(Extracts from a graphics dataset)
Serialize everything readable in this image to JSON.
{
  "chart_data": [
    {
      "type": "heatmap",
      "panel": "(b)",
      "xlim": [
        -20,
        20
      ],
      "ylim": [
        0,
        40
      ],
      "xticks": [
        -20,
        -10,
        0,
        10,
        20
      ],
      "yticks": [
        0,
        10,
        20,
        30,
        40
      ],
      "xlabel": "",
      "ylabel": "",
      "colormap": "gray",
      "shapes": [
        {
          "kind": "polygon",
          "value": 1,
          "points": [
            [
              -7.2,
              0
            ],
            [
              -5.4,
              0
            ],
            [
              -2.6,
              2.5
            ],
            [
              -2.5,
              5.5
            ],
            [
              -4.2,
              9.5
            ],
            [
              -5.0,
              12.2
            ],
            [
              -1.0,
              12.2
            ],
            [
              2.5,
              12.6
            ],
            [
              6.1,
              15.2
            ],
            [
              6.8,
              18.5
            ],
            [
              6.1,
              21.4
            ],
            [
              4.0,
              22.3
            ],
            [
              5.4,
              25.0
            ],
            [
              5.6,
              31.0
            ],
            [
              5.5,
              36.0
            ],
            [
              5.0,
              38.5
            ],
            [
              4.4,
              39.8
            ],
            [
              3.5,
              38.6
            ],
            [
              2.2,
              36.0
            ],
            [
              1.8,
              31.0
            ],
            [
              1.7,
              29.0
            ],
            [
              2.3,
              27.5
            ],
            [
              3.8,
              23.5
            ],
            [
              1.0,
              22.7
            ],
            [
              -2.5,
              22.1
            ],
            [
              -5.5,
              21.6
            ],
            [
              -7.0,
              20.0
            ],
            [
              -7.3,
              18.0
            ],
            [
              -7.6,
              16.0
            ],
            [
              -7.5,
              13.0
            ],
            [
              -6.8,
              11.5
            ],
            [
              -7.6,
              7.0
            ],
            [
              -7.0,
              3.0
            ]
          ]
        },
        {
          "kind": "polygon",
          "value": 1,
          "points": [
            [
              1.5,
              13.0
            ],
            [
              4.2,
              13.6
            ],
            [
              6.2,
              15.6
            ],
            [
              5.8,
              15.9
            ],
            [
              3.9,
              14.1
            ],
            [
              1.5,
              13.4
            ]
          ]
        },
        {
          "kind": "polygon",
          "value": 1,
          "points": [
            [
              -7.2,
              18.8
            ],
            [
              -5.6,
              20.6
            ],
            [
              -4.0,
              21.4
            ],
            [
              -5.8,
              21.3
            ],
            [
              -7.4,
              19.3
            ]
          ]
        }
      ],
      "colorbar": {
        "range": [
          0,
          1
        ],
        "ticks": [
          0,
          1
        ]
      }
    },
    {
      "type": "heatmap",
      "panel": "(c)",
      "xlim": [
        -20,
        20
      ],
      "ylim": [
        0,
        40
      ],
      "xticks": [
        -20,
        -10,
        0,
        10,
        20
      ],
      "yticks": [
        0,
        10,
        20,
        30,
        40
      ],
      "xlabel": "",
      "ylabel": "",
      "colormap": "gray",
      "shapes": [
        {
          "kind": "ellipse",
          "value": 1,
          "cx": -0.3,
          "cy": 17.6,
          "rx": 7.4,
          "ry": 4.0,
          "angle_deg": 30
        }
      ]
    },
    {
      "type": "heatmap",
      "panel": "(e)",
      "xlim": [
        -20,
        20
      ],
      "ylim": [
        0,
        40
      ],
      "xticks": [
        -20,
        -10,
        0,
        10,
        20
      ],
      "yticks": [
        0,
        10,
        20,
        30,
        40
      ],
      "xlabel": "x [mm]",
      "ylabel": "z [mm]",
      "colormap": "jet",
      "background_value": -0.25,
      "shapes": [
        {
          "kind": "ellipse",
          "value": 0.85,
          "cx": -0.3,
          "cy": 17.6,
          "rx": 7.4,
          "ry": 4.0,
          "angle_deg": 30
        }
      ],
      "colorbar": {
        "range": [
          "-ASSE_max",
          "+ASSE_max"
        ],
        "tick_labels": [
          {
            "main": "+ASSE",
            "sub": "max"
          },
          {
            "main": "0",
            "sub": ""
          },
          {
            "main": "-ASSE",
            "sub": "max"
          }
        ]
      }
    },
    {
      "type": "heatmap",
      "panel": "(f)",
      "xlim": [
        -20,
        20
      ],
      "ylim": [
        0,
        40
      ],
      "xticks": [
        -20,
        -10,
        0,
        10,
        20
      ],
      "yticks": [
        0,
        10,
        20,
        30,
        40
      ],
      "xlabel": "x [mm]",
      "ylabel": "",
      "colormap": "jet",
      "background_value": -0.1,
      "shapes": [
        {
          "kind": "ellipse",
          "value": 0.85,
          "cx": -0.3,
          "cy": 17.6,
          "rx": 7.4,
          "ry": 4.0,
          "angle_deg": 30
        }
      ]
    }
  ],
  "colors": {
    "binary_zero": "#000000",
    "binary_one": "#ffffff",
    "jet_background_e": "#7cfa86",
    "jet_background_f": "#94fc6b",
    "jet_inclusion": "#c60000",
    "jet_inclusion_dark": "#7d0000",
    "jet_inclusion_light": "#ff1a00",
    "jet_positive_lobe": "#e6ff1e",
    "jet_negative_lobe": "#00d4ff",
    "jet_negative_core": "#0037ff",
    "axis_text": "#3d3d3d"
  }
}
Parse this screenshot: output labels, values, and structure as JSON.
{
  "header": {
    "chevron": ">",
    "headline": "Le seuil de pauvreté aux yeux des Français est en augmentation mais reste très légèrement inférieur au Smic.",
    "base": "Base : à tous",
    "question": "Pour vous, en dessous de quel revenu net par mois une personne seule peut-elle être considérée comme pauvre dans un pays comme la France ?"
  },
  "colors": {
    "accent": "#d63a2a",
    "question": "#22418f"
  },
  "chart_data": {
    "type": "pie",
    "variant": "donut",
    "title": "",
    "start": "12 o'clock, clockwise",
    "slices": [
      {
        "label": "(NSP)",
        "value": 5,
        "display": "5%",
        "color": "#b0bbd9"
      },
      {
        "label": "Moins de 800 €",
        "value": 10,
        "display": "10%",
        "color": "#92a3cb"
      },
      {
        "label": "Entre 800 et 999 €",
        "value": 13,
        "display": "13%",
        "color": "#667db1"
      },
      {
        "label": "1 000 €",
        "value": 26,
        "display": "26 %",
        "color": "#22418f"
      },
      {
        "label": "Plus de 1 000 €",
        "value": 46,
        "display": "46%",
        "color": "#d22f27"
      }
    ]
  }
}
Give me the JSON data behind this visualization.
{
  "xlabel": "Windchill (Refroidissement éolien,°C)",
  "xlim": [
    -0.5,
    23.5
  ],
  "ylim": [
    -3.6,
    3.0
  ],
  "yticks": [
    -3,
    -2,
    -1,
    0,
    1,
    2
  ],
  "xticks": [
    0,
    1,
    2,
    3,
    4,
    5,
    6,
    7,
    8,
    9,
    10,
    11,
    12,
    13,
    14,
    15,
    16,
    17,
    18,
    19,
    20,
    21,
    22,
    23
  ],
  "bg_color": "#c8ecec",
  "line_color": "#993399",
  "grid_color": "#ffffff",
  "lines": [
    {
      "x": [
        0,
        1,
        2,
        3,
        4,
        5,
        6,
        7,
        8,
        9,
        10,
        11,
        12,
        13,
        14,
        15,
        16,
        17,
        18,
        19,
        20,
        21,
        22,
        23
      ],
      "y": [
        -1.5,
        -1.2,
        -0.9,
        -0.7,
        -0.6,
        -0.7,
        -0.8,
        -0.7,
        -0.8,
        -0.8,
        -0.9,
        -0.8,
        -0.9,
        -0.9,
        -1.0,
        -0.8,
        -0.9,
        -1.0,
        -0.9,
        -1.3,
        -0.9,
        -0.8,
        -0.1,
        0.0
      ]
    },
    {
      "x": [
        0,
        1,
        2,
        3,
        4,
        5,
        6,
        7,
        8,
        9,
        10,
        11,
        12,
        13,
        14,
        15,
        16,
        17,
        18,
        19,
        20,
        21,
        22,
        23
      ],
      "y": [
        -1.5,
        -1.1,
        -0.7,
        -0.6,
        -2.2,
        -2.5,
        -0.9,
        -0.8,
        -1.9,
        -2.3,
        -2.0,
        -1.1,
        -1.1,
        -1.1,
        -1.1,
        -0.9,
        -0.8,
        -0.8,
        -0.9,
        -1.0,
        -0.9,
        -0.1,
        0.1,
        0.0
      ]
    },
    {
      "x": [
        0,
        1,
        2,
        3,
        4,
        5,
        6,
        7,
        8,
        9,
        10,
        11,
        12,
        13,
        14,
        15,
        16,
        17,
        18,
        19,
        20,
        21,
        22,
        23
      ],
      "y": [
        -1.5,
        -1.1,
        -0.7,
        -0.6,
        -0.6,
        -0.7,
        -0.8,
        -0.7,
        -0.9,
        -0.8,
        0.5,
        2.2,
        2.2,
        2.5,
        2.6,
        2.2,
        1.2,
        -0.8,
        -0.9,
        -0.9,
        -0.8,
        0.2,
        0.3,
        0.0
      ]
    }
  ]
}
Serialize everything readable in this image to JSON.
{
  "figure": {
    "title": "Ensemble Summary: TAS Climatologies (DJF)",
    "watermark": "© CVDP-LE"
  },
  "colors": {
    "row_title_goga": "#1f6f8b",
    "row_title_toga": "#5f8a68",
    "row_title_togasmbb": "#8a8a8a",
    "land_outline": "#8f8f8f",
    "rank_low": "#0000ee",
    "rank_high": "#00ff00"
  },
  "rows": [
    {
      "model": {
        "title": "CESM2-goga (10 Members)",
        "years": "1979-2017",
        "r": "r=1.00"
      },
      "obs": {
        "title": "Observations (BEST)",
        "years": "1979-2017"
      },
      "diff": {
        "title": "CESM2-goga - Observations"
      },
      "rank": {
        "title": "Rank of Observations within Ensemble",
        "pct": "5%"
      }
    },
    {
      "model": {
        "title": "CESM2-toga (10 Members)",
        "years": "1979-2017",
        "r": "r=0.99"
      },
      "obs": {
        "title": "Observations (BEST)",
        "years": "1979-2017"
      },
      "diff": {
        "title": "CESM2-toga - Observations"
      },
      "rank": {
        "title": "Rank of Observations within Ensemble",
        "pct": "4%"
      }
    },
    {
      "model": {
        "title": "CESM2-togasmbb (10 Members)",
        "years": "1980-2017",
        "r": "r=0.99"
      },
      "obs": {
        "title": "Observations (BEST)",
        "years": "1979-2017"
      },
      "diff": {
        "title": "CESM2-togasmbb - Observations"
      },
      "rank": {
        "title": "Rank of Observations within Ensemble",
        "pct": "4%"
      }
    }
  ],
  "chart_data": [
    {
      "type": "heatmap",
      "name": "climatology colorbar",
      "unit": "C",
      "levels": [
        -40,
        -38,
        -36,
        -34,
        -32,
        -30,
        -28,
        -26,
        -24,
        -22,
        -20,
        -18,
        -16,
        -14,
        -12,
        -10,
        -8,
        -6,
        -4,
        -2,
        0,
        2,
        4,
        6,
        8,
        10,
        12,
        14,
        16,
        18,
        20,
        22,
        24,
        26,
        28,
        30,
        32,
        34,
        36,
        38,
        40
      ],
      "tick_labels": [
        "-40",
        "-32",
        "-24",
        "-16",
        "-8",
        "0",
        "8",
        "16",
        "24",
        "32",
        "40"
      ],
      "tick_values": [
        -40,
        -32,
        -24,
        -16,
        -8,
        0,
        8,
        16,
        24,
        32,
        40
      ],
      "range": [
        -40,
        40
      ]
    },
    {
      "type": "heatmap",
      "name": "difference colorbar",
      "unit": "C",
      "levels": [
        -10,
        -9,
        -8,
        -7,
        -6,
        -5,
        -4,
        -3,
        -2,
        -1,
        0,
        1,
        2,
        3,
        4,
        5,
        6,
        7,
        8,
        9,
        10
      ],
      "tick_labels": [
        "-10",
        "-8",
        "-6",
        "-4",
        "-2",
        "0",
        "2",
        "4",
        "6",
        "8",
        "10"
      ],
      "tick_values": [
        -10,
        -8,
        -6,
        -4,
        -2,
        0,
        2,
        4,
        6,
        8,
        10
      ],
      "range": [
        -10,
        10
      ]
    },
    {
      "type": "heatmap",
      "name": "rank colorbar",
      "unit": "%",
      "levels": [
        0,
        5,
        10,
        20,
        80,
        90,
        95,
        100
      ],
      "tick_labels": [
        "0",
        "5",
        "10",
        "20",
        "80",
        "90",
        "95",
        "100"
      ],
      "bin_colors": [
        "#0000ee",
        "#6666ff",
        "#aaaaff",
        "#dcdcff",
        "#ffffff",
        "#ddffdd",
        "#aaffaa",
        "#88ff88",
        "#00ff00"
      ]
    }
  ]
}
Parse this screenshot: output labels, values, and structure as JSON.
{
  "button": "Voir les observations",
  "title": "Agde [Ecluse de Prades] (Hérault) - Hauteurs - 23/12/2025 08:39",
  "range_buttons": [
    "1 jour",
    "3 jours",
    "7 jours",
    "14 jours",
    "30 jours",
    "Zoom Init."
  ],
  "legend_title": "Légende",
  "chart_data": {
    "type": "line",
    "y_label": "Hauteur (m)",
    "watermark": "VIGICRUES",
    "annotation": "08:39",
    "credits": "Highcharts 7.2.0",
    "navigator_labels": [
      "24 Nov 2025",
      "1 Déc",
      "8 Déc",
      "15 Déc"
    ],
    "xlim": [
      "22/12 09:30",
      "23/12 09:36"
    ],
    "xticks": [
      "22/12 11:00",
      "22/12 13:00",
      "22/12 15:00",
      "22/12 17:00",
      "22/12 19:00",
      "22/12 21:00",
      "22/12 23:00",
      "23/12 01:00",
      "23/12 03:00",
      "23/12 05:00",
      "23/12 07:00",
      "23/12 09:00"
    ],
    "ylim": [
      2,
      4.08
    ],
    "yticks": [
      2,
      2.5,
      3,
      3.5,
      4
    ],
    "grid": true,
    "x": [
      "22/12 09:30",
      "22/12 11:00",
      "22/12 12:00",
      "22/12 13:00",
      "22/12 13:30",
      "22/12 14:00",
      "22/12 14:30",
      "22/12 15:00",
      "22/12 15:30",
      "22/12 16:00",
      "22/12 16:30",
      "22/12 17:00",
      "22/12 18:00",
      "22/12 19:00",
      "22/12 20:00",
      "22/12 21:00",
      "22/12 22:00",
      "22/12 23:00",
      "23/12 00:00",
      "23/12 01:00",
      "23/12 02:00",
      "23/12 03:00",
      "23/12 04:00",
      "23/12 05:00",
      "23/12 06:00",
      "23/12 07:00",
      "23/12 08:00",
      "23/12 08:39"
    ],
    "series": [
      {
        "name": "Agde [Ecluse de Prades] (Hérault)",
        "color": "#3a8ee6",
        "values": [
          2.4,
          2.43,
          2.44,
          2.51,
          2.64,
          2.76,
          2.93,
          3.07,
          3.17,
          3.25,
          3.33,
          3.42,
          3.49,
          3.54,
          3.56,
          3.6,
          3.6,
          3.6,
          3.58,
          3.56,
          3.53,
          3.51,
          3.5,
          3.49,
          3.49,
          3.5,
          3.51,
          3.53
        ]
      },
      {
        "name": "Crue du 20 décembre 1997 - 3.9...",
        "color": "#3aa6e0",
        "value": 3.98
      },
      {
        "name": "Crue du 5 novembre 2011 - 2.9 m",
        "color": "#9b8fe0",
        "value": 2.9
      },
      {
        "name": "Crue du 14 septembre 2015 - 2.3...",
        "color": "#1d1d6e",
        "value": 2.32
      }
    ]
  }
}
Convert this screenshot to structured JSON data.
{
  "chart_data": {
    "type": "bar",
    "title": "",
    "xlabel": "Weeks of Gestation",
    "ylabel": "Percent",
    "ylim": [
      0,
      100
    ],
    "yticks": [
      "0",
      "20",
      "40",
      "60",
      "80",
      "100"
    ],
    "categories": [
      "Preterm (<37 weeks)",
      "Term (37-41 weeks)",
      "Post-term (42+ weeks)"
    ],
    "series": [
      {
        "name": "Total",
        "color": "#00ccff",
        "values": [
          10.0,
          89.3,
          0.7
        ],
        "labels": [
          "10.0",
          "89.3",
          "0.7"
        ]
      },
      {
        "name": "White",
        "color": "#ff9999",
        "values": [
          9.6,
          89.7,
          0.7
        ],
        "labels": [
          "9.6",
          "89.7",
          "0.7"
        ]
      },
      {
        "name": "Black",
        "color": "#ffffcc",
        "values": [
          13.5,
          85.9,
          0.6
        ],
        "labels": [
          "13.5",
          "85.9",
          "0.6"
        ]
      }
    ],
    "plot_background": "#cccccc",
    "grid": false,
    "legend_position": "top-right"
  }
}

■ Job
Spot every line that holds "colorbar" and copy it.

■ Output for this task
      "colorbar": {
      "colorbar": {
      "name": "climatology colorbar",
      "name": "difference colorbar",
      "name": "rank colorbar",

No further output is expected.